**What you should do:** Return all lines that include the string "component".

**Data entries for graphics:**
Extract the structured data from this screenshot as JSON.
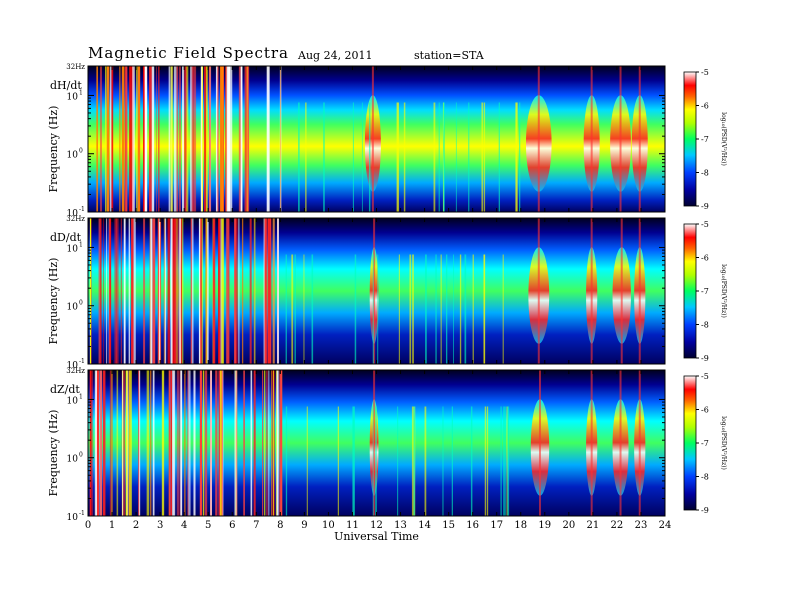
{
  "header": {
    "title": "Magnetic  Field  Spectra",
    "date": "Aug 24, 2011",
    "station": "station=STA"
  },
  "chart_data": {
    "type": "heatmap",
    "xlabel": "Universal Time",
    "xticks": [
      "0",
      "1",
      "2",
      "3",
      "4",
      "5",
      "6",
      "7",
      "8",
      "9",
      "10",
      "11",
      "12",
      "13",
      "14",
      "15",
      "16",
      "17",
      "18",
      "19",
      "20",
      "21",
      "22",
      "23",
      "24"
    ],
    "xlim": [
      0,
      24
    ],
    "ylim_hz": [
      0.1,
      32
    ],
    "log_y": true,
    "ytick_labels": {
      "top": "32Hz",
      "upper": "10",
      "upper_exp": "1",
      "mid": "10",
      "mid_exp": "0",
      "low": "10",
      "low_exp": "-1"
    },
    "colorbar": {
      "label": "log₁₀(PSD(V²/Hz))",
      "ticks": [
        "-5",
        "-6",
        "-7",
        "-8",
        "-9"
      ],
      "range": [
        -9,
        -5
      ]
    },
    "panels": [
      {
        "component": "dH/dt",
        "ylabel": "Frequency  (Hz)",
        "storm_intervals": [
          [
            0.0,
            8.2
          ],
          [
            11.6,
            12.1
          ],
          [
            18.3,
            19.2
          ],
          [
            20.7,
            21.2
          ],
          [
            21.8,
            22.5
          ],
          [
            22.7,
            23.2
          ]
        ]
      },
      {
        "component": "dD/dt",
        "ylabel": "Frequency  (Hz)",
        "storm_intervals": [
          [
            0.0,
            8.2
          ],
          [
            11.8,
            12.0
          ],
          [
            18.4,
            19.1
          ],
          [
            20.8,
            21.1
          ],
          [
            21.9,
            22.5
          ],
          [
            22.8,
            23.1
          ]
        ]
      },
      {
        "component": "dZ/dt",
        "ylabel": "Frequency  (Hz)",
        "storm_intervals": [
          [
            0.0,
            8.2
          ],
          [
            11.8,
            12.0
          ],
          [
            18.5,
            19.1
          ],
          [
            20.8,
            21.1
          ],
          [
            21.9,
            22.4
          ],
          [
            22.8,
            23.1
          ]
        ]
      }
    ]
  }
}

**Solution:**
        "component": "dH/dt",
        "component": "dD/dt",
        "component": "dZ/dt",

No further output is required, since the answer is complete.